▸ **Directive**
Every line with the word "nincs" in it should be extracted from the data that follows.

******

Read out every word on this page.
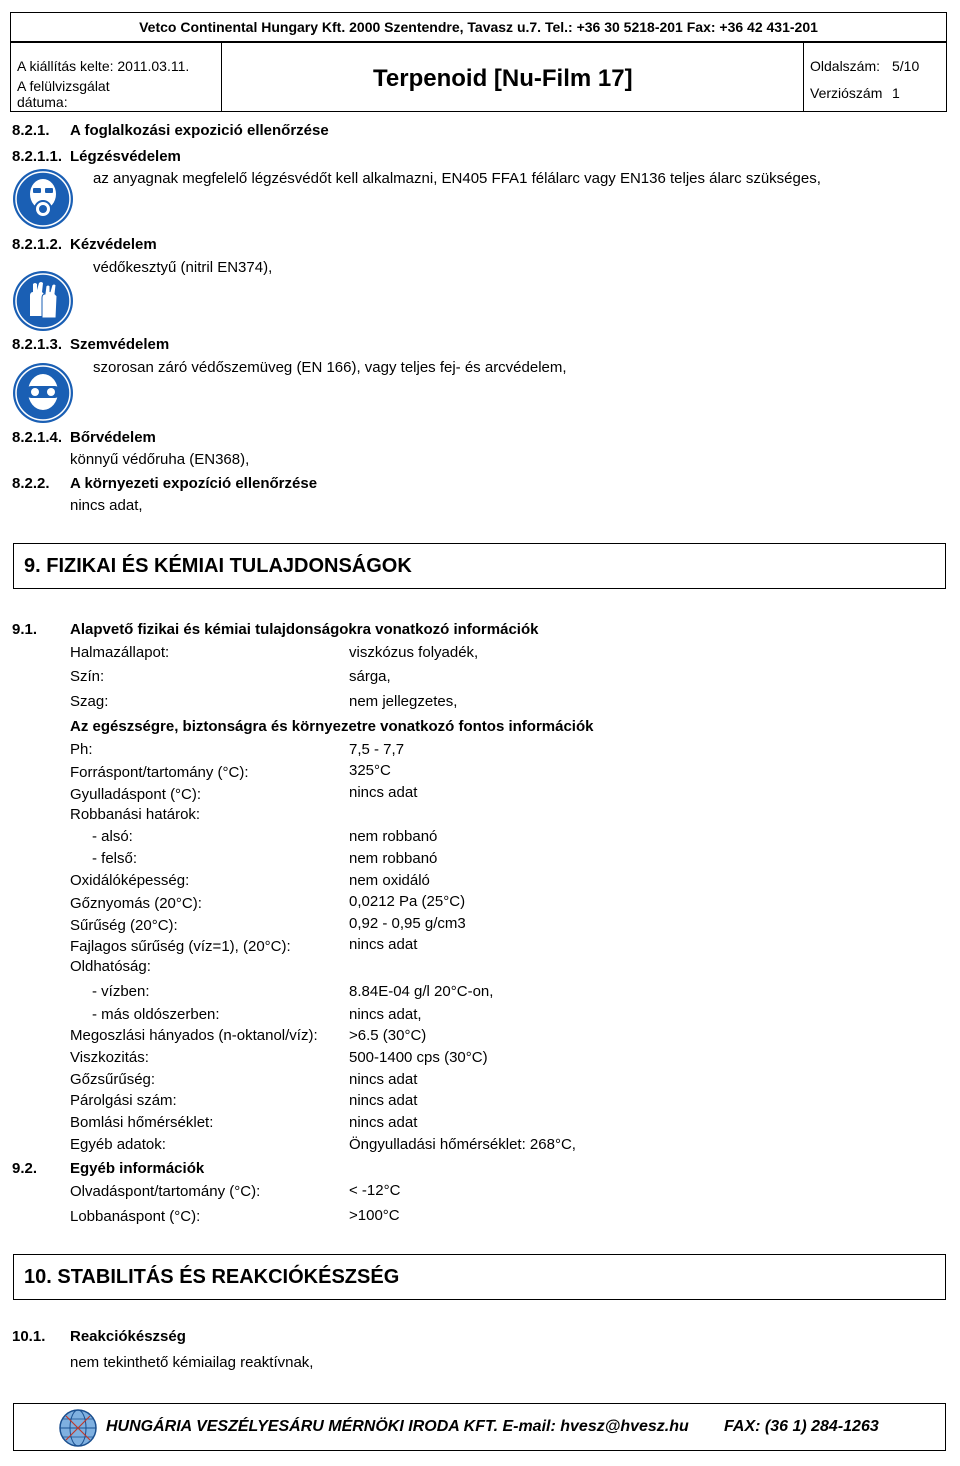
Vetco Continental Hungary Kft. 2000 Szentendre, Tavasz u.7. Tel.: +36 30 5218-201 Fax: +36 42 431-201
A kiállítás kelte: 2011.03.11.
A felülvizsgálat
dátuma:
Terpenoid [Nu-Film 17]	Oldalszám: 5/10
Verziószám 1
8.2.1. A foglalkozási expozició ellenőrzése
8.2.1.1. Légzésvédelem
az anyagnak megfelelő légzésvédőt kell alkalmazni, EN405 FFA1 félálarc vagy EN136 teljes álarc szükséges,
8.2.1.2. Kézvédelem
védőkesztyű (nitril EN374),
8.2.1.3. Szemvédelem
szorosan záró védőszemüveg (EN 166), vagy teljes fej- és arcvédelem,
8.2.1.4. Bőrvédelem
könnyű védőruha (EN368),
8.2.2. A környezeti expozíció ellenőrzése
nincs adat,
9. FIZIKAI ÉS KÉMIAI TULAJDONSÁGOK
9.1. Alapvető fizikai és kémiai tulajdonságokra vonatkozó információk
Halmazállapot:	viszkózus folyadék,
Szín:	sárga,
Szag:	nem jellegzetes,
Az egészségre, biztonságra és környezetre vonatkozó fontos információk
Ph:	7,5 - 7,7
Forráspont/tartomány (°C):	325°C
Gyulladáspont (°C):	nincs adat
Robbanási határok:
- alsó:	nem robbanó
- felső:	nem robbanó
Oxidálóképesség:	nem oxidáló
Gőznyomás (20°C):	0,0212 Pa (25°C)
Sűrűség (20°C):	0,92 - 0,95 g/cm3
Fajlagos sűrűség (víz=1), (20°C):	nincs adat
Oldhatóság:
- vízben:	8.84E-04 g/l 20°C-on,
- más oldószerben:	nincs adat,
Megoszlási hányados (n-oktanol/víz): >6.5 (30°C)
Viszkozitás:	500-1400 cps (30°C)
Gőzsűrűség:	nincs adat
Párolgási szám:	nincs adat
Bomlási hőmérséklet:	nincs adat
Egyéb adatok:	Öngyulladási hőmérséklet: 268°C,
9.2. Egyéb információk
Olvadáspont/tartomány (°C):	< -12°C
Lobbanáspont (°C):	>100°C
10. STABILITÁS ÉS REAKCIÓKÉSZSÉG
10.1. Reakciókészség
nem tekinthető kémiailag reaktívnak,
HUNGÁRIA VESZÉLYESÁRU MÉRNÖKI IRODA KFT. E-mail: hvesz@hvesz.hu FAX: (36 1) 284-1263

******

▸ **Output of the exercise**
nincs adat,
Gyulladáspont (°C):	nincs adat
Fajlagos sűrűség (víz=1), (20°C):	nincs adat
- más oldószerben:	nincs adat,
Gőzsűrűség:	nincs adat
Párolgási szám:	nincs adat
Bomlási hőmérséklet:	nincs adat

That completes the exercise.